Passage
Are both files in /usr/obj/usr/src/gnu/lib/csu and or /usr/obj/usr/src/tmp/usr/lib? That's where they should have been installed from (assuming you did a source upgrade). If only /usr/lib/crtbeginT.o is missing, you can copy it from one of these locations. If you updated the OS using freebsd-update something else must've gone wrong. Maybe try a re-run?

P.S.: do *not* open two topics about the same problem. Ever.


----------



## juanjico (Sep 30, 2010)

DutchDaemon said:
			
		

> Are both files in /usr/obj/usr/src/gnu/lib/csu and or /usr/obj/usr/src/tmp/usr/lib? That's where they should have been installed from (assuming you did a source upgrade). If only /usr/lib/crtbeginT.o is missing, you can copy it from one of these locations. If you updated the OS using freebsd-update something else must've gone wrong. Maybe try a re-run?



/usr/obj is empty. I never do a souce upgrade, always use freebsd-update.

Data section
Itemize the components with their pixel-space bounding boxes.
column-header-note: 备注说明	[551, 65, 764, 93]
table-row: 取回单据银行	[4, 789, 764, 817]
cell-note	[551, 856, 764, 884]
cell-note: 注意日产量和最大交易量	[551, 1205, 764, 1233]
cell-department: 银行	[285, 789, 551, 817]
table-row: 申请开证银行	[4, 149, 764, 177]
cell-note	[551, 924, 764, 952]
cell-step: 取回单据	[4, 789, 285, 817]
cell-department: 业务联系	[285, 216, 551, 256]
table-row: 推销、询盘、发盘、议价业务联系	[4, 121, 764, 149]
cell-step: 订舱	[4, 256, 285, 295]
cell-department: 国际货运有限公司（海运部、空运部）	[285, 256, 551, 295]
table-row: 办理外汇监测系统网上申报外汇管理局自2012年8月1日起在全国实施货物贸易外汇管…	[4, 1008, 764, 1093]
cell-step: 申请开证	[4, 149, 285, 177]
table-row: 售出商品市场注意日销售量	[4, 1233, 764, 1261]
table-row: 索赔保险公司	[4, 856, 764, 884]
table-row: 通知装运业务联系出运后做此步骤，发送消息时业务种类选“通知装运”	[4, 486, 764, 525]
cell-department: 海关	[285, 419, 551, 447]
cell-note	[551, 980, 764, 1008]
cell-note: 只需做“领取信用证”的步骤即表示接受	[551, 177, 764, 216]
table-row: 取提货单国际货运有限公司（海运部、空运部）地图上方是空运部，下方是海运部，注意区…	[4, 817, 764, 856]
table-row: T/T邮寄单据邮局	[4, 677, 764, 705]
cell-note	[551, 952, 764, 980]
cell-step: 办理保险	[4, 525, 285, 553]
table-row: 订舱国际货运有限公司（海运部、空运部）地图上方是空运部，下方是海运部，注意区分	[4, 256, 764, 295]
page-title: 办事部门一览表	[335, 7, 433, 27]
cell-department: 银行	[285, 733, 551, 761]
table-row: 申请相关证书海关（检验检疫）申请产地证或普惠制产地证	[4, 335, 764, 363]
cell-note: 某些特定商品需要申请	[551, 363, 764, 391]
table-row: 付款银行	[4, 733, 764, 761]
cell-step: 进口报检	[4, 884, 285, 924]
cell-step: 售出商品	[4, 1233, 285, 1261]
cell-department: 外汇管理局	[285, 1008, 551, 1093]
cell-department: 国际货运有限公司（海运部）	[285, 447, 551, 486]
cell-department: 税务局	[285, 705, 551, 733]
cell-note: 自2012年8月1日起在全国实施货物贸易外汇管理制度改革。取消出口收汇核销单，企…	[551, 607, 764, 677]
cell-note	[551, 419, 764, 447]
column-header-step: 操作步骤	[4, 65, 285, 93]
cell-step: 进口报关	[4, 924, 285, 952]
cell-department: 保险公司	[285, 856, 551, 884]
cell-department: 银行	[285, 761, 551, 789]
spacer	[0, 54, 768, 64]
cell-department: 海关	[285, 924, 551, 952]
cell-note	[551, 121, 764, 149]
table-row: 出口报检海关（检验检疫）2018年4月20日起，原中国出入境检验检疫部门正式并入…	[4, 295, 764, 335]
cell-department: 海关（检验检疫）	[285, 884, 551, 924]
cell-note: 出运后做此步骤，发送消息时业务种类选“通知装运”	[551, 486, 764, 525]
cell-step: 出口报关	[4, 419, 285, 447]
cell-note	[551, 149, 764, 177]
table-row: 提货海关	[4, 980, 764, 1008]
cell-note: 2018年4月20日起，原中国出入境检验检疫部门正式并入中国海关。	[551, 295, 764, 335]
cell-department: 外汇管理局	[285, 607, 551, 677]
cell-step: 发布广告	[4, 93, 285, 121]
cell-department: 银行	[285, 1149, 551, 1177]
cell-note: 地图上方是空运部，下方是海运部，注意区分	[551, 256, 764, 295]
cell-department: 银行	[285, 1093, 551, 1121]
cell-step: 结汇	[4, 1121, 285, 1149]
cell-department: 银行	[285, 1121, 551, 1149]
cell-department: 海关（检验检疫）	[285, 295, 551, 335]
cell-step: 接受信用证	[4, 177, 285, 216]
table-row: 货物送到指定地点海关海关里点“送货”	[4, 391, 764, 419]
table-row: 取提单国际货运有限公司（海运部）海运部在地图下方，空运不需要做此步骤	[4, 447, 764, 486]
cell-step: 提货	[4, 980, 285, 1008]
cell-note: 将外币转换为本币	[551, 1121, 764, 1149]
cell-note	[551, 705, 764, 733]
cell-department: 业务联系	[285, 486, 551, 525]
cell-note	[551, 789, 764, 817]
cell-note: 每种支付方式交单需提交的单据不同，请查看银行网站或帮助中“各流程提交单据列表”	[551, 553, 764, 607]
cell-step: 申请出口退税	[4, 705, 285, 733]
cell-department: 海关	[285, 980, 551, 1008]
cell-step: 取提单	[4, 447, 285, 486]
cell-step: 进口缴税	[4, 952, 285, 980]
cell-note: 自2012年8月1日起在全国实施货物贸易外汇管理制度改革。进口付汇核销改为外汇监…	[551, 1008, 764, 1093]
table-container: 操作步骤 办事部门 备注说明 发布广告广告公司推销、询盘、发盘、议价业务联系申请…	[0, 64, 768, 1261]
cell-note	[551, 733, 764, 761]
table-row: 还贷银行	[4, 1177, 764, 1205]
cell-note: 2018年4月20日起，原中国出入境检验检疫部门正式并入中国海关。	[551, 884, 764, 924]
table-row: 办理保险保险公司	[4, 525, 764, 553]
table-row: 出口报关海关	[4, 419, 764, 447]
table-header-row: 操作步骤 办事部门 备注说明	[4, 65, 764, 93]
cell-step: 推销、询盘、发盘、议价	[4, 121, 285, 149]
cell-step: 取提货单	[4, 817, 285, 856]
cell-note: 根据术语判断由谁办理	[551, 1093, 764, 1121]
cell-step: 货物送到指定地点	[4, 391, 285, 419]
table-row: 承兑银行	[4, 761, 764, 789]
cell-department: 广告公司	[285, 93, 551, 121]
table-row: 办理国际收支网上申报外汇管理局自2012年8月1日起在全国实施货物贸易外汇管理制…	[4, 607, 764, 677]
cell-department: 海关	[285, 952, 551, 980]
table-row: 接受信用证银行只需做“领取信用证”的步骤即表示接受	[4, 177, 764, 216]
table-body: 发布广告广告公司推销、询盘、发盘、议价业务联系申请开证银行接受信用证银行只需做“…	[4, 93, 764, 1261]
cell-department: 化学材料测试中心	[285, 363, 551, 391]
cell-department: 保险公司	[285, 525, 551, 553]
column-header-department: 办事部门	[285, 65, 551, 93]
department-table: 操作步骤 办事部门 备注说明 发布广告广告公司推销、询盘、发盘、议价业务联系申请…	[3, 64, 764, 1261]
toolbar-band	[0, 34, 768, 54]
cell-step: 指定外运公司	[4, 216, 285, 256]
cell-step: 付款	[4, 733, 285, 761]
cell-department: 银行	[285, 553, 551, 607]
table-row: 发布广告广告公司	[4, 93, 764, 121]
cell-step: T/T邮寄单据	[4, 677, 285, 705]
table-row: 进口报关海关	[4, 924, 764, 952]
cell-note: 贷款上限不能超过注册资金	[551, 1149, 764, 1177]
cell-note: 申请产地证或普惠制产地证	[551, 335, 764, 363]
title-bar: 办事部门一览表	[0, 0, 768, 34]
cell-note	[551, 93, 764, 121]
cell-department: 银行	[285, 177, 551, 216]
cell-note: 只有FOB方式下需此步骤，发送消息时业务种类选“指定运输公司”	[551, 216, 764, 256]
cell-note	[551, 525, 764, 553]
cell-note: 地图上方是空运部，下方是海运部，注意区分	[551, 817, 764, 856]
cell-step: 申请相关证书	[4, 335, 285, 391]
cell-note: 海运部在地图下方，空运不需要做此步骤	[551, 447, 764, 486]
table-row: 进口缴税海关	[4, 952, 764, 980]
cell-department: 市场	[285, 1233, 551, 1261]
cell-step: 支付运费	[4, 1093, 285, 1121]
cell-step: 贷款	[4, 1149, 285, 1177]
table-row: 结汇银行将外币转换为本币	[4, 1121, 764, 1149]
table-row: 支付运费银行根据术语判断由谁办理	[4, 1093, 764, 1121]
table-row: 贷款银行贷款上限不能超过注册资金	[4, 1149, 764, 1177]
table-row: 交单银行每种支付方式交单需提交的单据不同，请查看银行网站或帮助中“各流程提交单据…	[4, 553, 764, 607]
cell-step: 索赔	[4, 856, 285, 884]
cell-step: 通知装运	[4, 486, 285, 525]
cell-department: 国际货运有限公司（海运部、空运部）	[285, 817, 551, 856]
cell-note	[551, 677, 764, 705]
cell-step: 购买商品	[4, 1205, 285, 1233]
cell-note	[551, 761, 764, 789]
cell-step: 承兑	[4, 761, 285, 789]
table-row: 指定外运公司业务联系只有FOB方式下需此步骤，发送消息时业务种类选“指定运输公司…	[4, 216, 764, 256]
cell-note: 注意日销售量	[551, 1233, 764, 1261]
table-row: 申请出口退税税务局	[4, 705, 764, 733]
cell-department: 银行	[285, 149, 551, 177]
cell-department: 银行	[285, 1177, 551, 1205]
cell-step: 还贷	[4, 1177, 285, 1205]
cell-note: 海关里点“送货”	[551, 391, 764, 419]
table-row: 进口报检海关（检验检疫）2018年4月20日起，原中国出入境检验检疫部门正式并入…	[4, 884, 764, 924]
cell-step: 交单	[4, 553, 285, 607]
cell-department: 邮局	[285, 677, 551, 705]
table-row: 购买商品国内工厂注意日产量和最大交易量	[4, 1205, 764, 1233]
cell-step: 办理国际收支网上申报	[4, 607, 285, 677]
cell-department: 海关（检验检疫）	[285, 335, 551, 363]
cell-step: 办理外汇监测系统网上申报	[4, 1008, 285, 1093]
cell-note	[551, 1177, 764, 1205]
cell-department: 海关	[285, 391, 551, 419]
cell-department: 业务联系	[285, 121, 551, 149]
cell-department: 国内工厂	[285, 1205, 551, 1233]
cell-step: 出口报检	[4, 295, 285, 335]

Requirements
In the forum thread, what does juanjico report about /usr/obj?

Written answer
It is empty.